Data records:

:::

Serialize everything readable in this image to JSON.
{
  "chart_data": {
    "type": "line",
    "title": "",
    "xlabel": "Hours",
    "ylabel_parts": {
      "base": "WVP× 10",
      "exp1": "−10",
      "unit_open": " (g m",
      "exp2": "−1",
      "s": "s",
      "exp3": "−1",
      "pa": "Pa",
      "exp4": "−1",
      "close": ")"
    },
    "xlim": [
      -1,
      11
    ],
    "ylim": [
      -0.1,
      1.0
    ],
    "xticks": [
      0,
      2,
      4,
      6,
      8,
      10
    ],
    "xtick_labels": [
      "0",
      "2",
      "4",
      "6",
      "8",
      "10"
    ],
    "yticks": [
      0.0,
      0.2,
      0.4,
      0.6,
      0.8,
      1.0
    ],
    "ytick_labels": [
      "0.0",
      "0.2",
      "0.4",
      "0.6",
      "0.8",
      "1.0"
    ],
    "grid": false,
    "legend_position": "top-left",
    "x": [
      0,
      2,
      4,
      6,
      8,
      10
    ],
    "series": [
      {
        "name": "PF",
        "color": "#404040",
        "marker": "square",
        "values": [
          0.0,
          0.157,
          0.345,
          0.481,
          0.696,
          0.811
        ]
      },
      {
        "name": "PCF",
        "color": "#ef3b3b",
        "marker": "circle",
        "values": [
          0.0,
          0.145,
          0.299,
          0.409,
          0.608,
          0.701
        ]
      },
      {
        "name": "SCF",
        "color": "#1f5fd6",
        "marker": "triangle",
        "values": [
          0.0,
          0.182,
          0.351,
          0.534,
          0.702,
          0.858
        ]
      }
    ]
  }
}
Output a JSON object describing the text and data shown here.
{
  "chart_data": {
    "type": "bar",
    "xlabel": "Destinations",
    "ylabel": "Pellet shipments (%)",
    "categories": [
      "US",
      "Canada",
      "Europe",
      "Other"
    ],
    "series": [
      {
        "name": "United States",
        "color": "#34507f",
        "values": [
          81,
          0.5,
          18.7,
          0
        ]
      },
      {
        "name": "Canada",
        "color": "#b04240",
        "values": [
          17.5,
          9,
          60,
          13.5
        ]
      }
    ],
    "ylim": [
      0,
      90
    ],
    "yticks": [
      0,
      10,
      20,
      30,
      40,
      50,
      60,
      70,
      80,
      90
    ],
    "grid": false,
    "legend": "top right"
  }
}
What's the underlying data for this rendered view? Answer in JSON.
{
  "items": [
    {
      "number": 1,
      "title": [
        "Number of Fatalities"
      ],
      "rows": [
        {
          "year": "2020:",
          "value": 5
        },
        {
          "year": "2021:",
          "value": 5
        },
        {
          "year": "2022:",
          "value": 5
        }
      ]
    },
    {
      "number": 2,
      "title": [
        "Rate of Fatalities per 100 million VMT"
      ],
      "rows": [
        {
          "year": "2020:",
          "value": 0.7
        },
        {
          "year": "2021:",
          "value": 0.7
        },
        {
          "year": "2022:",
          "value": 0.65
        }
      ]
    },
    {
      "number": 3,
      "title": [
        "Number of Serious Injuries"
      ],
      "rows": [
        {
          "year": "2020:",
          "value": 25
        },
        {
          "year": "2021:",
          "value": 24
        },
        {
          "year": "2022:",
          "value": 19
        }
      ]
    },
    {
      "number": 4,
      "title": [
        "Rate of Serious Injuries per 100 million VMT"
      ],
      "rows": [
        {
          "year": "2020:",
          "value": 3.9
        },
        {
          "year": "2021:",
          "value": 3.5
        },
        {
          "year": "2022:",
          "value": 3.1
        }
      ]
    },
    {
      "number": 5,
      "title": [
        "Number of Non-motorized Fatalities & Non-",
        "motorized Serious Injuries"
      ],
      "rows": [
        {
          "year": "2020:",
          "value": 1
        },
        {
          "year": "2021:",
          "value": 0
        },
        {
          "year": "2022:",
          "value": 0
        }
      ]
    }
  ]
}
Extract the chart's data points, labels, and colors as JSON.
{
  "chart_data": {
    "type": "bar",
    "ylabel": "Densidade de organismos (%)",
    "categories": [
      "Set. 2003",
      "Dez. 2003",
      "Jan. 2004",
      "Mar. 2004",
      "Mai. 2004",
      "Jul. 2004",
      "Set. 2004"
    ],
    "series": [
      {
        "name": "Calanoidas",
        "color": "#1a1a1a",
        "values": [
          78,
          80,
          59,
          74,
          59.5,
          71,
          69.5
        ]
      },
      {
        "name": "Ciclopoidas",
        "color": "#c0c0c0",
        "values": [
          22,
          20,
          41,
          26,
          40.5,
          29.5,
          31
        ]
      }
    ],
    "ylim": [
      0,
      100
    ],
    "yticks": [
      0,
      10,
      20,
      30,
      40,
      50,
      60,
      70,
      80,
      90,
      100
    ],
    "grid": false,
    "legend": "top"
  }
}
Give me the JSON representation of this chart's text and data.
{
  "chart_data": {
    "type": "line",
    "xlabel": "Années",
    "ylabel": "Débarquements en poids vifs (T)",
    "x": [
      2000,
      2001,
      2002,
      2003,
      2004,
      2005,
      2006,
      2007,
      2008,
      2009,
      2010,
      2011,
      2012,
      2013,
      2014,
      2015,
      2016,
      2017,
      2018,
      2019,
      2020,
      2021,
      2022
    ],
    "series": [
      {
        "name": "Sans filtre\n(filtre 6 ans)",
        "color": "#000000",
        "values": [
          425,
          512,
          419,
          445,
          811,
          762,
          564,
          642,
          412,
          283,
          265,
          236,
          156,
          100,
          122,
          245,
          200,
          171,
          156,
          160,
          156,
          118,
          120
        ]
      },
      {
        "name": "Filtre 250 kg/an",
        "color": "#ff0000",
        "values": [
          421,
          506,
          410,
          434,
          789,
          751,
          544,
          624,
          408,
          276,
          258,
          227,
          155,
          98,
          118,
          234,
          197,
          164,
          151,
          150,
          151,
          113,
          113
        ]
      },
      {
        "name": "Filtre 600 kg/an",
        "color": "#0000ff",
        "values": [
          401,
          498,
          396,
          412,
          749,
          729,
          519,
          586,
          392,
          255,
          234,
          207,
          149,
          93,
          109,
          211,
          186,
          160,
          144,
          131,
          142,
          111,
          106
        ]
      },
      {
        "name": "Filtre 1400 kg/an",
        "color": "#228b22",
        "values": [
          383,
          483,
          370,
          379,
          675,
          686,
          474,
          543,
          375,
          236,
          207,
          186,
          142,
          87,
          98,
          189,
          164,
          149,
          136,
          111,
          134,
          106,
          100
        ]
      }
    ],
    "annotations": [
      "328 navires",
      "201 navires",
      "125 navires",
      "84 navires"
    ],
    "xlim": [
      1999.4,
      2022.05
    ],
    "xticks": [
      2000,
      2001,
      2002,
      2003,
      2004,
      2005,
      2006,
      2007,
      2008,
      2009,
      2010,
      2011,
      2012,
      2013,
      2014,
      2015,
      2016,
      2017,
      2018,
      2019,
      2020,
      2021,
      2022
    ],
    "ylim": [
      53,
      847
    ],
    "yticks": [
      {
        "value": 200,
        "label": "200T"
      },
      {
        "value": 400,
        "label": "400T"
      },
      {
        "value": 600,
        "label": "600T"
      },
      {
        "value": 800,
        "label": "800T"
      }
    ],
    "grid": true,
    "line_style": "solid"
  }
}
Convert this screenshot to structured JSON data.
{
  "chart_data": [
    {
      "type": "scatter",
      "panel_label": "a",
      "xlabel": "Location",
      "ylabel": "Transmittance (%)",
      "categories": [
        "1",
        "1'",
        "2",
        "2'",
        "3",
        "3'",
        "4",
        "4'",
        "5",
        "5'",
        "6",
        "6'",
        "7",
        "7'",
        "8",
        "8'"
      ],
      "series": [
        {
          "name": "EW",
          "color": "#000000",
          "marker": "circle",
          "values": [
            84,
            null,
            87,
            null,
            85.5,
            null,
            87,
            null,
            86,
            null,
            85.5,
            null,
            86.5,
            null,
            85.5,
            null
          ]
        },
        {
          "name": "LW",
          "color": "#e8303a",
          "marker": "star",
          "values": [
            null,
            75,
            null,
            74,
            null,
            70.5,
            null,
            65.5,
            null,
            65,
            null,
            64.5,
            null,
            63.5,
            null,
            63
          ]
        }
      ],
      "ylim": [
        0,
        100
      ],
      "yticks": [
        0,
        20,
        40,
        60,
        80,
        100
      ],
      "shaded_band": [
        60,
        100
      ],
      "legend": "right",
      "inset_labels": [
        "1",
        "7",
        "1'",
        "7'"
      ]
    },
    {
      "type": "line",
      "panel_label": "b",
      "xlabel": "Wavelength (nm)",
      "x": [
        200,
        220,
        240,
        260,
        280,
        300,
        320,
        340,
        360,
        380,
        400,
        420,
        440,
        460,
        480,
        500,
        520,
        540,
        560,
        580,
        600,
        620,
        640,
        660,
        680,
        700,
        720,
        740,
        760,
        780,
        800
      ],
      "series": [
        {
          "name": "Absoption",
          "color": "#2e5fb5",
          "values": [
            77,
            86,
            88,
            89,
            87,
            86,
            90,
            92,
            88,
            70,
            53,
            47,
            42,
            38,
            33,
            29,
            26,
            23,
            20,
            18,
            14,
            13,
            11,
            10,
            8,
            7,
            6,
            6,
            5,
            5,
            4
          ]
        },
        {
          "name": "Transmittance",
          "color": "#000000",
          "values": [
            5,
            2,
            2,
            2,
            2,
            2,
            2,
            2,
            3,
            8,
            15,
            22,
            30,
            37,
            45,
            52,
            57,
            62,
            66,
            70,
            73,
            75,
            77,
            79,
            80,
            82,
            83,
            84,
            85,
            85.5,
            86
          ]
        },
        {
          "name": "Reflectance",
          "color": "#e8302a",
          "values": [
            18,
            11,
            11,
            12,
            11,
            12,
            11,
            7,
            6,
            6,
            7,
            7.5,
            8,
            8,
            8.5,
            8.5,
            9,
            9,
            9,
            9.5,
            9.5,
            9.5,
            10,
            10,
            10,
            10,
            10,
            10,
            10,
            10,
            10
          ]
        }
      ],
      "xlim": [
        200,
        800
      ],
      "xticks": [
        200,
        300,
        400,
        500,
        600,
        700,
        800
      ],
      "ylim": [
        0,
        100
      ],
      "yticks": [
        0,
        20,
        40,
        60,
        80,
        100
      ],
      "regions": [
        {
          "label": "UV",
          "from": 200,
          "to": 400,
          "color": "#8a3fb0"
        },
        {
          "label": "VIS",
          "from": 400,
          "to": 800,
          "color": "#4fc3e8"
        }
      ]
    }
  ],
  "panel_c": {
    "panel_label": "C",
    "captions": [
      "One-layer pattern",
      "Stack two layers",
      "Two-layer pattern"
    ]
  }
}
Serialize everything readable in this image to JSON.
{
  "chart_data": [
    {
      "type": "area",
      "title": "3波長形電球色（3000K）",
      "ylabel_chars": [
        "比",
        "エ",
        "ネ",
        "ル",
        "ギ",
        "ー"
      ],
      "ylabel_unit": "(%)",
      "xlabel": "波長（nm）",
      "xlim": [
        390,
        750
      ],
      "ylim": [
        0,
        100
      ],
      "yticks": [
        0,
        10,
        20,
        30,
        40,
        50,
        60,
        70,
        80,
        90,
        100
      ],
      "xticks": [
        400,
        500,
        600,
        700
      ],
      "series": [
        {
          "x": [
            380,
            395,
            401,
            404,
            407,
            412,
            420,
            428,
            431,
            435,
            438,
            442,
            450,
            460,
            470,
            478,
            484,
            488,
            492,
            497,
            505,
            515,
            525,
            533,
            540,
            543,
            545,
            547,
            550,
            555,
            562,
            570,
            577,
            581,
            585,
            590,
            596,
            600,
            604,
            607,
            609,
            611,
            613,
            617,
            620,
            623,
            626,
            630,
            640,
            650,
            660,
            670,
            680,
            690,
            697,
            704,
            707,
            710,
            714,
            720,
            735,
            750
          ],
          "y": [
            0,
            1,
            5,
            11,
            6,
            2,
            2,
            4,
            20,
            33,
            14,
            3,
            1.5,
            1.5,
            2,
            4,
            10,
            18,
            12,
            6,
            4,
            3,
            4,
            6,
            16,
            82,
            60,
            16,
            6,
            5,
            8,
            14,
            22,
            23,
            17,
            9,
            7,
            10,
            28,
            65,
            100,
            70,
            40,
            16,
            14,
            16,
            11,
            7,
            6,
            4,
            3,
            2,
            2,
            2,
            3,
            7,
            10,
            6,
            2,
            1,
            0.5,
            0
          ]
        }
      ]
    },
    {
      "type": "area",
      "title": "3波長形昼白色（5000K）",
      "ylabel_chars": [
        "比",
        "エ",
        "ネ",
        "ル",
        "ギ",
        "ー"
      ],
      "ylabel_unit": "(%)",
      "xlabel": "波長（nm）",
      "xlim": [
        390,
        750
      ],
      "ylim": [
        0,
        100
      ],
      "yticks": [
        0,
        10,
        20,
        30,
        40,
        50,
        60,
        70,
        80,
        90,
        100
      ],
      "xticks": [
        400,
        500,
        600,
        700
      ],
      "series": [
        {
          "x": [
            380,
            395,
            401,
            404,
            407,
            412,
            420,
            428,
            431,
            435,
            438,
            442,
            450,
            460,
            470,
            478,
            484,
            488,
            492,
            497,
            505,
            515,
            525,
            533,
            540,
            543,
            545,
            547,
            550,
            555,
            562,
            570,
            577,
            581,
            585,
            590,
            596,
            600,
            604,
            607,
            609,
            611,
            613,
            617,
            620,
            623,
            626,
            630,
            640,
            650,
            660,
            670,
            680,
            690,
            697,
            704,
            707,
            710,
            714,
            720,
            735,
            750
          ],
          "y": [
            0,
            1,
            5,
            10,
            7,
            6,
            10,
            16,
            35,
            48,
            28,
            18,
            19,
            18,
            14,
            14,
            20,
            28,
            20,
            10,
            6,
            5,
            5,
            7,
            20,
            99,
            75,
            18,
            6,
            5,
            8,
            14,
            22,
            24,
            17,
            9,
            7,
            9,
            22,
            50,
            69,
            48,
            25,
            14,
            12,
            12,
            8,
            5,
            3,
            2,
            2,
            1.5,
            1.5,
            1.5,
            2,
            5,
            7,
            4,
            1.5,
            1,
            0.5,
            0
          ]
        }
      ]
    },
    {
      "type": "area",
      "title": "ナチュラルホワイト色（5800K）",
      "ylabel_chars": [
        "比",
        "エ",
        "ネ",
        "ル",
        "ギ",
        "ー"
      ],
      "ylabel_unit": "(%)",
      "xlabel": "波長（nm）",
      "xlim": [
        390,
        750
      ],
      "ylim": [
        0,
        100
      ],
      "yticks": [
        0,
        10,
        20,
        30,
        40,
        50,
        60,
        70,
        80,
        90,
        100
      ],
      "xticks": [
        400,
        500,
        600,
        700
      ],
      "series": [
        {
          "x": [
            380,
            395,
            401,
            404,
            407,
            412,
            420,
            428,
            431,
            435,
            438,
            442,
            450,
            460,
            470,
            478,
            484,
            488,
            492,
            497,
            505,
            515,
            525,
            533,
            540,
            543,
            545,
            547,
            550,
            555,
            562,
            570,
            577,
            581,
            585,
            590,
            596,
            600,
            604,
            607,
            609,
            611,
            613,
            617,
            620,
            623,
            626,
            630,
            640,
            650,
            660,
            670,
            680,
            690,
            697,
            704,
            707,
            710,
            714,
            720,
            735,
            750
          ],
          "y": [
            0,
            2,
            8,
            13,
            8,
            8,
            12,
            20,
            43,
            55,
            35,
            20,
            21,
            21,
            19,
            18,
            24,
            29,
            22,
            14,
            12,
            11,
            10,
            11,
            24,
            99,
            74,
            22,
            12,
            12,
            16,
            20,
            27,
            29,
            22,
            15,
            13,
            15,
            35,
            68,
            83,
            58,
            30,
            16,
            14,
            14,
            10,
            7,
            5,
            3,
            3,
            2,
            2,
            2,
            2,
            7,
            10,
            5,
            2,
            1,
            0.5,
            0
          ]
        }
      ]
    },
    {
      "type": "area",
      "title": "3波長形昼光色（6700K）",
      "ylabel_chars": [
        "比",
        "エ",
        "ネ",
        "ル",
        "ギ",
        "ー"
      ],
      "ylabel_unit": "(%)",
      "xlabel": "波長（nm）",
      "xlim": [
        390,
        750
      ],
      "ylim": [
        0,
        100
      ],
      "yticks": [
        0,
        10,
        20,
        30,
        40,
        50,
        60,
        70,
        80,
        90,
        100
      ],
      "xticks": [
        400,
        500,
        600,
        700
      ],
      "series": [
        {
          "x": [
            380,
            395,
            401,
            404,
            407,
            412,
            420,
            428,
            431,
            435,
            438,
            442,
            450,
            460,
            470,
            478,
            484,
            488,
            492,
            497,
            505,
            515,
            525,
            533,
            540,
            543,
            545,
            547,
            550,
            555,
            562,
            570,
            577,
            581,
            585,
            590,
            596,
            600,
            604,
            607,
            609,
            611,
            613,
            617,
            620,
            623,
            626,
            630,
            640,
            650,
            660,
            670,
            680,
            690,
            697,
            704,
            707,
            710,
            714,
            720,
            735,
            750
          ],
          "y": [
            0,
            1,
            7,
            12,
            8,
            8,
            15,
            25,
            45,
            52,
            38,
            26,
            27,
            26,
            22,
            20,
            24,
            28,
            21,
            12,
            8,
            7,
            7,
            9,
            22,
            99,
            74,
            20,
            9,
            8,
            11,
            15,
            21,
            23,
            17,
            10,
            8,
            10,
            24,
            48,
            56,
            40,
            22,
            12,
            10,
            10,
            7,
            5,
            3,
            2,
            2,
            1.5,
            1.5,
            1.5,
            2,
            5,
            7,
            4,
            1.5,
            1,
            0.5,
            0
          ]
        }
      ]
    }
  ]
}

:::

* _WHAT IS BEING ASKED_: Looking at the data above, how many lines hold the word "Serious"? Respond with the number alone.

* _RESPONSE BELOW_: 3